GOAL OF THE EXERCISE:
Go through the entries below and copy each line containing the word "color".

[Collection entries]
★ ★ ★ ★

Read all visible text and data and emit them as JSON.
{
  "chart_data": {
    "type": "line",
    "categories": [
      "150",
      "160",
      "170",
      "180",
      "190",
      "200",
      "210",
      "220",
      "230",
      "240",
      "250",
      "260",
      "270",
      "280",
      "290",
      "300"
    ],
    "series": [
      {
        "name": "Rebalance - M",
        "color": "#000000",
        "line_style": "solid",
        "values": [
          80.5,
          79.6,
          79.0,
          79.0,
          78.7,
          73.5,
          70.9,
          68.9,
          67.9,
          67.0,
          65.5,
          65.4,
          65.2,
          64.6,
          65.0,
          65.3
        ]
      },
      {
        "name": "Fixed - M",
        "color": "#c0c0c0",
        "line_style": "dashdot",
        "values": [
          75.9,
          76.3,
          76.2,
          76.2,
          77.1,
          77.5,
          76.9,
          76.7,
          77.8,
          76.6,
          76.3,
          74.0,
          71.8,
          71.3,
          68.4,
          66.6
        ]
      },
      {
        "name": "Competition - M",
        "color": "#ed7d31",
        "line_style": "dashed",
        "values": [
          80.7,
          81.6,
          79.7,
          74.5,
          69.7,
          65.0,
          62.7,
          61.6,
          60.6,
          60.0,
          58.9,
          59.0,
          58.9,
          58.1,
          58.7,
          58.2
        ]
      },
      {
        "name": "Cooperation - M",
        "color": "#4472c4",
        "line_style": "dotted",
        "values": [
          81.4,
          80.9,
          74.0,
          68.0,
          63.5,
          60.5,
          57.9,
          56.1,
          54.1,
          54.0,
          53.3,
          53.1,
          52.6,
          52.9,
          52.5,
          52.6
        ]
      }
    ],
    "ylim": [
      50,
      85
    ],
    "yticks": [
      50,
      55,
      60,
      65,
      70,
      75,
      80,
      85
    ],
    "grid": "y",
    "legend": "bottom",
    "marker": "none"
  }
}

★ ★ ★ ★

REPLY TO THE TASK:
        "color": "#000000",
        "color": "#c0c0c0",
        "color": "#ed7d31",
        "color": "#4472c4",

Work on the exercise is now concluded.